## Extracted material
_ _ _ _ _

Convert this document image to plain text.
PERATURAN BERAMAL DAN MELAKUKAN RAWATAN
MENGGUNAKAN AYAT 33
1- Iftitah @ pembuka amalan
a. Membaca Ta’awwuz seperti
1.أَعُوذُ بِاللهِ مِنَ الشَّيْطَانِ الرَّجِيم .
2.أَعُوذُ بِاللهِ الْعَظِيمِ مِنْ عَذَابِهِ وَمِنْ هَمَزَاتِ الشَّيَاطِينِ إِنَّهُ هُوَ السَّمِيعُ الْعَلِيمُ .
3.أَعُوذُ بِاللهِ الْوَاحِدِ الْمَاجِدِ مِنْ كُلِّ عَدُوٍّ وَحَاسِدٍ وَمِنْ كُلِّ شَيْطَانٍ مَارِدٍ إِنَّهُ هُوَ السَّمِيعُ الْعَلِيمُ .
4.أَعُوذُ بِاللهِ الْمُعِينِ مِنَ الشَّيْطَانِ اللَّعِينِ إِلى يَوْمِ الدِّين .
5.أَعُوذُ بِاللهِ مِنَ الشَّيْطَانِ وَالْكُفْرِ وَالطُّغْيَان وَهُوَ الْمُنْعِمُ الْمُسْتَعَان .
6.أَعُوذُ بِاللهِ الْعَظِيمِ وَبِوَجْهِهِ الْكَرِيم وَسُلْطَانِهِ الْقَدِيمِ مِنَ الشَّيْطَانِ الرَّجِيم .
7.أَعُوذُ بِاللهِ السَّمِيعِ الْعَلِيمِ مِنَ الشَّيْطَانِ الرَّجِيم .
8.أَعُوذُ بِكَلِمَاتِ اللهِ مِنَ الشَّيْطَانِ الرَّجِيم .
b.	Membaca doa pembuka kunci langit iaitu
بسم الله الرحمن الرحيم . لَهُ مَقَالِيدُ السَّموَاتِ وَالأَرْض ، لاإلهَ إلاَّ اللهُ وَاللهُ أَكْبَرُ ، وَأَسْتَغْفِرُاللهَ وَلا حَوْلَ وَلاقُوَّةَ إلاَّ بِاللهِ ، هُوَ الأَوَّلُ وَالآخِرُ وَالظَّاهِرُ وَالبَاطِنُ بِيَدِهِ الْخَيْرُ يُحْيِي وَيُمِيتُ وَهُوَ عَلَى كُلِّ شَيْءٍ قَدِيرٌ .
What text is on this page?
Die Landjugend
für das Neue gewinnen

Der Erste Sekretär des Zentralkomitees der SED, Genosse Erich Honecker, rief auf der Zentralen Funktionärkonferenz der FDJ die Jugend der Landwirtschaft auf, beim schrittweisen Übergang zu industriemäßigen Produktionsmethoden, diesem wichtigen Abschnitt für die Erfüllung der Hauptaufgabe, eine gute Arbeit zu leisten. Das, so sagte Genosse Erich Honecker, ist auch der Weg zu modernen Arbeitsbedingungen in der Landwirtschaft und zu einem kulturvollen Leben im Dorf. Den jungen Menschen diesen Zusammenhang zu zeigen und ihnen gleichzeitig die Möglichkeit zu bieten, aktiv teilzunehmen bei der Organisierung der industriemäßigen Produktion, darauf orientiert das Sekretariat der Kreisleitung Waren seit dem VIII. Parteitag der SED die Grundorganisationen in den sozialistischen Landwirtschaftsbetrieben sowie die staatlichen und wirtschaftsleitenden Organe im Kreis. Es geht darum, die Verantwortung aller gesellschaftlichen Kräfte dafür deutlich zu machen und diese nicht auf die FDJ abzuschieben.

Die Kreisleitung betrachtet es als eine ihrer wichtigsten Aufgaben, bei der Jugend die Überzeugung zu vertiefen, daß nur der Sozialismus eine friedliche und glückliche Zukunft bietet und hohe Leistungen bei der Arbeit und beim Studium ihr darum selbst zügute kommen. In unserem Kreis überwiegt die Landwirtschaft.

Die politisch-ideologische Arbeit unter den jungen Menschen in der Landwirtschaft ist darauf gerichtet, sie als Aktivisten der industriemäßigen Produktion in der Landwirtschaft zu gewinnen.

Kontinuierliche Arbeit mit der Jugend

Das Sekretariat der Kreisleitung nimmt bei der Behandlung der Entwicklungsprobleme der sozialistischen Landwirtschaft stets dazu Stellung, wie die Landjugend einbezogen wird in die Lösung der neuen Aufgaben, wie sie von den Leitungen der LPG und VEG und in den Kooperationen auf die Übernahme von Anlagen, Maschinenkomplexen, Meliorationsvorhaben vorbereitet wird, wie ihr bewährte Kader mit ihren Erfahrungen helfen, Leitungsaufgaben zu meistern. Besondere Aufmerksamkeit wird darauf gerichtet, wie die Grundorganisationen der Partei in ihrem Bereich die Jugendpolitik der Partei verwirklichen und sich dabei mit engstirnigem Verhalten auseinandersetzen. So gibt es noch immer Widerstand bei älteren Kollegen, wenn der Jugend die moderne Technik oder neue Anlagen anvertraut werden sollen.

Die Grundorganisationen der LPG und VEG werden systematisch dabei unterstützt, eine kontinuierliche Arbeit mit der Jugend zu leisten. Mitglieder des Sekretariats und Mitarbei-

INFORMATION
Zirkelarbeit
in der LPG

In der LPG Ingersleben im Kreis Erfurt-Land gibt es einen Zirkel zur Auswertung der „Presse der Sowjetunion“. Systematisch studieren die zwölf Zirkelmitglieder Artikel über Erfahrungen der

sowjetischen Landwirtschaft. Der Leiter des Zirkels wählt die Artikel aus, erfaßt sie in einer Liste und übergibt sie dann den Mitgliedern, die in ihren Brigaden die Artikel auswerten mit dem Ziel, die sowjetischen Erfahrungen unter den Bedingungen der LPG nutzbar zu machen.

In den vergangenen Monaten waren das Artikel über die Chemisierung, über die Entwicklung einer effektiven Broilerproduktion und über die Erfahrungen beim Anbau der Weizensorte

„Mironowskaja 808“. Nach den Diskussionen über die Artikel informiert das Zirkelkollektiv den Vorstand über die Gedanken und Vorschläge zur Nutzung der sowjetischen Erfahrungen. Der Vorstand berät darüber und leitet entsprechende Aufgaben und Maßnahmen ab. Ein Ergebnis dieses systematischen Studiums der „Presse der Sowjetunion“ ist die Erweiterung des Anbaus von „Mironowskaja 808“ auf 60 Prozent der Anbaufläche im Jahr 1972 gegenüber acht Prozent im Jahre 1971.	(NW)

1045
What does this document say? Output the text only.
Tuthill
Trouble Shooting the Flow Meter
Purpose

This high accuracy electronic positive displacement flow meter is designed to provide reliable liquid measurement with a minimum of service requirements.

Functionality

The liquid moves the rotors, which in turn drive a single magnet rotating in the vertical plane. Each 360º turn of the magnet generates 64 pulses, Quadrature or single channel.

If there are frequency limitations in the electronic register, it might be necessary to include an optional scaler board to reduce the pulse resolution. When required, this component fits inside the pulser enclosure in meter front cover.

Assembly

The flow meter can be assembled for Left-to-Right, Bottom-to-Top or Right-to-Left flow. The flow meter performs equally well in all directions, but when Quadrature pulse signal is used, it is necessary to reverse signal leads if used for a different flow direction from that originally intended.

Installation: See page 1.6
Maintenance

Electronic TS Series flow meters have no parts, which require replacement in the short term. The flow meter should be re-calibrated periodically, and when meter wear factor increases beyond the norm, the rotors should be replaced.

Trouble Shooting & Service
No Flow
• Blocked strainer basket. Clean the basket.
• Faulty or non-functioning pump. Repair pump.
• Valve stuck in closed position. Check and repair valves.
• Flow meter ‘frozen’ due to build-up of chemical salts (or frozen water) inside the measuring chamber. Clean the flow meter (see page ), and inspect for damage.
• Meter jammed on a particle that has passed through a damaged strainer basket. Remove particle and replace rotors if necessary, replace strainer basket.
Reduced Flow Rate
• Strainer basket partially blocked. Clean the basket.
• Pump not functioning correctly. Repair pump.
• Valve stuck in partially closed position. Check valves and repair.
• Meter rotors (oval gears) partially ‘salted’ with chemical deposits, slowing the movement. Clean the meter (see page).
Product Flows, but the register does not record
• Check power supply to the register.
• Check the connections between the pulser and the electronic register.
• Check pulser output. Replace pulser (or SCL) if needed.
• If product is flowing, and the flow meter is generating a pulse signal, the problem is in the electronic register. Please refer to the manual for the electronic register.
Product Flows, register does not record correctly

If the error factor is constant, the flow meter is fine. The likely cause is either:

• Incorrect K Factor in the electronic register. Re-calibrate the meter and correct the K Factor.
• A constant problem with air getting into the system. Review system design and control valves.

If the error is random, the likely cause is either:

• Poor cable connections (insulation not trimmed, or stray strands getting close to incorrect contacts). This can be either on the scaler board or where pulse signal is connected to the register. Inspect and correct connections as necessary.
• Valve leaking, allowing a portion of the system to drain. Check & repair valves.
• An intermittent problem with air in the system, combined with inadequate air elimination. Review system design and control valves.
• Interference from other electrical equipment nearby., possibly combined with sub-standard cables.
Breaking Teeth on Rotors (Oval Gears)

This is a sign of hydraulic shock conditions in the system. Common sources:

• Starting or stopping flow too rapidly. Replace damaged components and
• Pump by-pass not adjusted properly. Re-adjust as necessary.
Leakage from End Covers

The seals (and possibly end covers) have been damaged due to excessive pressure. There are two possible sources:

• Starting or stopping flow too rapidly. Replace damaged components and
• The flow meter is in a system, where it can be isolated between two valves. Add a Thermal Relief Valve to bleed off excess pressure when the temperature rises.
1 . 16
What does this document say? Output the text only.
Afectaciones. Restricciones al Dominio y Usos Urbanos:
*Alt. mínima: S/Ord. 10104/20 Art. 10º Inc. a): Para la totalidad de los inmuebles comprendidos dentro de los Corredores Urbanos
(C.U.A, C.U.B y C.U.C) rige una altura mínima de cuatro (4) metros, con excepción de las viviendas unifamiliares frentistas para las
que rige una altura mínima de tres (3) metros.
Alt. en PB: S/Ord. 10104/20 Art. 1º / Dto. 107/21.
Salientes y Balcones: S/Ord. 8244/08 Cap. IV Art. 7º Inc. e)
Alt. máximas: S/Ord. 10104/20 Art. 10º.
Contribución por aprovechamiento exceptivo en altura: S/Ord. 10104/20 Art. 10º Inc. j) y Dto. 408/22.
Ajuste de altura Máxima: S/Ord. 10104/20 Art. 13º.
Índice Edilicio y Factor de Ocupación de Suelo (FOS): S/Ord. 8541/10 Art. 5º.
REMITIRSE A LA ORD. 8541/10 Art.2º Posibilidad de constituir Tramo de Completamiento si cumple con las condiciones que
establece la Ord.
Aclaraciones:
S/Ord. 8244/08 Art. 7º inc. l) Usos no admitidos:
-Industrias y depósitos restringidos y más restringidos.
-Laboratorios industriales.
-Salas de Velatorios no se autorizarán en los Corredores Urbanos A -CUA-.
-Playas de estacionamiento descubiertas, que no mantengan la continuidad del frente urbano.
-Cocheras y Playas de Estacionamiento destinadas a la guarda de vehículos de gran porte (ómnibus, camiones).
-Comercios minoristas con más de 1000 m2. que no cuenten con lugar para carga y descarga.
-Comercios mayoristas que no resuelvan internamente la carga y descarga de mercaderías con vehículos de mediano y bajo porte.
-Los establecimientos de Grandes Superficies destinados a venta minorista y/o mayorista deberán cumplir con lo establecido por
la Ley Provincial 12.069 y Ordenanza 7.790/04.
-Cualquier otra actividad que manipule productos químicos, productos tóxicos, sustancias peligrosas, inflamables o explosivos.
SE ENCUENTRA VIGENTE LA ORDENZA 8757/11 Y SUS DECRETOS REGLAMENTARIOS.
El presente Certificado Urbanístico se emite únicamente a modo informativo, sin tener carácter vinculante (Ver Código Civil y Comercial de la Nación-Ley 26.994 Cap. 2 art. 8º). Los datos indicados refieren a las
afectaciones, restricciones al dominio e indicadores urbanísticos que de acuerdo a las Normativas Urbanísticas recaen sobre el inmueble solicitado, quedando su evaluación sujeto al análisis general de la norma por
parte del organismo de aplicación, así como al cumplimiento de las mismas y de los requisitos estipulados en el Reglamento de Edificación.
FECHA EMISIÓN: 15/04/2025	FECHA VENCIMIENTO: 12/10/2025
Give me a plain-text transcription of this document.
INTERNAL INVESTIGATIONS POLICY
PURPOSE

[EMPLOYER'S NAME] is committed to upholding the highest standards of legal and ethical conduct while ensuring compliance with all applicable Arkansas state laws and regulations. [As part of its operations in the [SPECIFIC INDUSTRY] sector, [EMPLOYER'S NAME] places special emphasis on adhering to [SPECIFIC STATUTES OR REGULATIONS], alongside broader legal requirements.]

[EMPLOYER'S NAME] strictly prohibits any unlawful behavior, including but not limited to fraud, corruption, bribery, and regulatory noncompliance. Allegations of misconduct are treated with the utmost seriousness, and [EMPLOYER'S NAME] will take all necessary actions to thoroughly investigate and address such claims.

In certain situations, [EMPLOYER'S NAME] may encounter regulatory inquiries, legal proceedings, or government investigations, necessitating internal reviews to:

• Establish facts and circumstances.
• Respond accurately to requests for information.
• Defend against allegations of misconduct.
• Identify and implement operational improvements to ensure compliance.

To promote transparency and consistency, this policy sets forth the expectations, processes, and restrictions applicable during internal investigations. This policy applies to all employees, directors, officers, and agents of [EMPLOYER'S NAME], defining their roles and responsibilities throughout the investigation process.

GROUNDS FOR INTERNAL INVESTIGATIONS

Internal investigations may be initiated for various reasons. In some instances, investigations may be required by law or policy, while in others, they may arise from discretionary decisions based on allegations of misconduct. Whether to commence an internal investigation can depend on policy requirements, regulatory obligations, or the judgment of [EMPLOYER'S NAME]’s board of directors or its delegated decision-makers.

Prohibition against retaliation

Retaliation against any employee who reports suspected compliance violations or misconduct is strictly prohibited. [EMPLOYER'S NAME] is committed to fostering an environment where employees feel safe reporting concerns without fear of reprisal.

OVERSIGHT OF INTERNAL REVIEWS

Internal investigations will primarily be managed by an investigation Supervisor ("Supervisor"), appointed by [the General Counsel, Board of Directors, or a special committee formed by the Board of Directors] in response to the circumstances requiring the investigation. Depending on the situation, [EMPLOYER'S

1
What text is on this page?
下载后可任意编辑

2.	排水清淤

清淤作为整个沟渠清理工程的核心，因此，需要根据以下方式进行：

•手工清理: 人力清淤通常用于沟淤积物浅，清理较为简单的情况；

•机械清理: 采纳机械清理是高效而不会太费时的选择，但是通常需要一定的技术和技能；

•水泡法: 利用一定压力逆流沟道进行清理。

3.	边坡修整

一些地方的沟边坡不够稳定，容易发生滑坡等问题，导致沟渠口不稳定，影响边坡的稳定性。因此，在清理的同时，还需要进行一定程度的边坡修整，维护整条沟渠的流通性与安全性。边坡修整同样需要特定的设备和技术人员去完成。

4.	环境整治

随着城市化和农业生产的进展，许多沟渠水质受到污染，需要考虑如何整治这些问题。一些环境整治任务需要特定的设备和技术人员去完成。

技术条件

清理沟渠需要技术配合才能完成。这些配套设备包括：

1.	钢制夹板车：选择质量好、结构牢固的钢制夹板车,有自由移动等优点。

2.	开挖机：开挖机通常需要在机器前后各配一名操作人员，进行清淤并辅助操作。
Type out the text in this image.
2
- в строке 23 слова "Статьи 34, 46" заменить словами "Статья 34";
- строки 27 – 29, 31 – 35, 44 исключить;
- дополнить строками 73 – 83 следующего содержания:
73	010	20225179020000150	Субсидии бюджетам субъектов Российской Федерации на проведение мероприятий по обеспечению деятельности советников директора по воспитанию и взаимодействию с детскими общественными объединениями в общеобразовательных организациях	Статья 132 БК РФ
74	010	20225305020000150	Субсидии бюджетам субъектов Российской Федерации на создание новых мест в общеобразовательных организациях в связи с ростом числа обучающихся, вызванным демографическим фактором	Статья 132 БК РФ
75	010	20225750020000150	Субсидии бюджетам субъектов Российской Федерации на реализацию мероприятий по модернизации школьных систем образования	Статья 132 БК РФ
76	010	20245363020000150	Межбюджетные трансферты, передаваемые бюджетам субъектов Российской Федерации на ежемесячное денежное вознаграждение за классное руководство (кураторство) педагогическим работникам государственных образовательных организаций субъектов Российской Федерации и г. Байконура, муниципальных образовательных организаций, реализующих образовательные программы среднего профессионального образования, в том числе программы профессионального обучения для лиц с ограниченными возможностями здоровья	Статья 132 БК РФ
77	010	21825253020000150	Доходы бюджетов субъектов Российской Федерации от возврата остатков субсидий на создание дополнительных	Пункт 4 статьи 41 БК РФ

_ _ _ _ _

## Exercise objective
Locate the word "against" in the data above. Copy every line carrying it.

## Answer for the task
• Defend against allegations of misconduct.
Prohibition against retaliation
Retaliation against any employee who reports suspected compliance violations or misconduct is strictly prohibited. [EMPLOYER'S NAME] is committed to fostering an environment where employees feel safe reporting concerns without fear of reprisal.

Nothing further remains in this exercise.